[Saved data entries]

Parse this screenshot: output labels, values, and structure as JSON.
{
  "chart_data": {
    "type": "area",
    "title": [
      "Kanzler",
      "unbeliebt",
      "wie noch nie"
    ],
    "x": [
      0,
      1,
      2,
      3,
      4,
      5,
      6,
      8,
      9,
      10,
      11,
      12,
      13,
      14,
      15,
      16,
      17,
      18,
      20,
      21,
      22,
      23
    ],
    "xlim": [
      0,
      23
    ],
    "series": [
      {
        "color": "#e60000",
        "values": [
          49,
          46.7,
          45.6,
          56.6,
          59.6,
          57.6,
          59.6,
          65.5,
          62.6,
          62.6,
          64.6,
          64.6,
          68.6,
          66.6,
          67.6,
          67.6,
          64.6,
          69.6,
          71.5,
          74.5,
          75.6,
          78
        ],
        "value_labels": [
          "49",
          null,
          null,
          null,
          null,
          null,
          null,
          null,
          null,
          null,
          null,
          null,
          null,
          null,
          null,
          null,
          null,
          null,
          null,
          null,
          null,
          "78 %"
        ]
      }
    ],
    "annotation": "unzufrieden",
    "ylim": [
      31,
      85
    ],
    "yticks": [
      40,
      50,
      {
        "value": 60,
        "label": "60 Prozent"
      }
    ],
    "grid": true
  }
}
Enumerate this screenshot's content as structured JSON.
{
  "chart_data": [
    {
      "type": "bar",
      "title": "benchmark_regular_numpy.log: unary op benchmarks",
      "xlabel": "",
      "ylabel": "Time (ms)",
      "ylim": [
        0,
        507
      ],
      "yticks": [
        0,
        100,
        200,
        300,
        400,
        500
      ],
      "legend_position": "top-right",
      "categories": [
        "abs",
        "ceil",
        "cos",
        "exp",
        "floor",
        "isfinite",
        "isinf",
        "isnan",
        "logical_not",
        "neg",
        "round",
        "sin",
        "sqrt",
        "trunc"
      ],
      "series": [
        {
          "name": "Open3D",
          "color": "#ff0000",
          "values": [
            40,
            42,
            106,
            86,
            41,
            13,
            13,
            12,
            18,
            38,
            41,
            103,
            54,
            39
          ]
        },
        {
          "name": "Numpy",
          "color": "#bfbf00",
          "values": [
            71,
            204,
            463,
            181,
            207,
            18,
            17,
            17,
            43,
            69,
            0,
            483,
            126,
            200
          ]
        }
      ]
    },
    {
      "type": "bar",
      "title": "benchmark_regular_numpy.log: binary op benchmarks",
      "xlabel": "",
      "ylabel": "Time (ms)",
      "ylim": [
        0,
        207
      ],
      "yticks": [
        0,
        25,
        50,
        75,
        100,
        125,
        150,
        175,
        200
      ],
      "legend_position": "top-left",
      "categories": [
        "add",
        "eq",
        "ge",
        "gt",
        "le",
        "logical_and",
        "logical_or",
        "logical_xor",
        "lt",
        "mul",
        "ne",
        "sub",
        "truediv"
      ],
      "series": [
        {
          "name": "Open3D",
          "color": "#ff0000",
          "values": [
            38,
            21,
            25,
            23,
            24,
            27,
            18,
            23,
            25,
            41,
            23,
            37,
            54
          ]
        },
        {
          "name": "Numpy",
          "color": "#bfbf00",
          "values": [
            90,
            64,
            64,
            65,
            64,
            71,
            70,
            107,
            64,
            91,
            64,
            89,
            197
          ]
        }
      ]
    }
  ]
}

### [YOUR GOAL]
Word for word, extract all the records.

### [WORKED ANSWER]
Parse this screenshot: output labels, values, and structure as JSON.
{
  "chart_data": {
    "type": "area",
    "title": [
      "Kanzler",
      "unbeliebt",
      "wie noch nie"
    ],
    "x": [
      0,
      1,
      2,
      3,
      4,
      5,
      6,
      8,
      9,
      10,
      11,
      12,
      13,
      14,
      15,
      16,
      17,
      18,
      20,
      21,
      22,
      23
    ],
    "xlim": [
      0,
      23
    ],
    "series": [
      {
        "color": "#e60000",
        "values": [
          49,
          46.7,
          45.6,
          56.6,
          59.6,
          57.6,
          59.6,
          65.5,
          62.6,
          62.6,
          64.6,
          64.6,
          68.6,
          66.6,
          67.6,
          67.6,
          64.6,
          69.6,
          71.5,
          74.5,
          75.6,
          78
        ],
        "value_labels": [
          "49",
          null,
          null,
          null,
          null,
          null,
          null,
          null,
          null,
          null,
          null,
          null,
          null,
          null,
          null,
          null,
          null,
          null,
          null,
          null,
          null,
          "78 %"
        ]
      }
    ],
    "annotation": "unzufrieden",
    "ylim": [
      31,
      85
    ],
    "yticks": [
      40,
      50,
      {
        "value": 60,
        "label": "60 Prozent"
      }
    ],
    "grid": true
  }
}
Enumerate this screenshot's content as structured JSON.
{
  "chart_data": [
    {
      "type": "bar",
      "title": "benchmark_regular_numpy.log: unary op benchmarks",
      "xlabel": "",
      "ylabel": "Time (ms)",
      "ylim": [
        0,
        507
      ],
      "yticks": [
        0,
        100,
        200,
        300,
        400,
        500
      ],
      "legend_position": "top-right",
      "categories": [
        "abs",
        "ceil",
        "cos",
        "exp",
        "floor",
        "isfinite",
        "isinf",
        "isnan",
        "logical_not",
        "neg",
        "round",
        "sin",
        "sqrt",
        "trunc"
      ],
      "series": [
        {
          "name": "Open3D",
          "color": "#ff0000",
          "values": [
            40,
            42,
            106,
            86,
            41,
            13,
            13,
            12,
            18,
            38,
            41,
            103,
            54,
            39
          ]
        },
        {
          "name": "Numpy",
          "color": "#bfbf00",
          "values": [
            71,
            204,
            463,
            181,
            207,
            18,
            17,
            17,
            43,
            69,
            0,
            483,
            126,
            200
          ]
        }
      ]
    },
    {
      "type": "bar",
      "title": "benchmark_regular_numpy.log: binary op benchmarks",
      "xlabel": "",
      "ylabel": "Time (ms)",
      "ylim": [
        0,
        207
      ],
      "yticks": [
        0,
        25,
        50,
        75,
        100,
        125,
        150,
        175,
        200
      ],
      "legend_position": "top-left",
      "categories": [
        "add",
        "eq",
        "ge",
        "gt",
        "le",
        "logical_and",
        "logical_or",
        "logical_xor",
        "lt",
        "mul",
        "ne",
        "sub",
        "truediv"
      ],
      "series": [
        {
          "name": "Open3D",
          "color": "#ff0000",
          "values": [
            38,
            21,
            25,
            23,
            24,
            27,
            18,
            23,
            25,
            41,
            23,
            37,
            54
          ]
        },
        {
          "name": "Numpy",
          "color": "#bfbf00",
          "values": [
            90,
            64,
            64,
            65,
            64,
            71,
            70,
            107,
            64,
            91,
            64,
            89,
            197
          ]
        }
      ]
    }
  ]
}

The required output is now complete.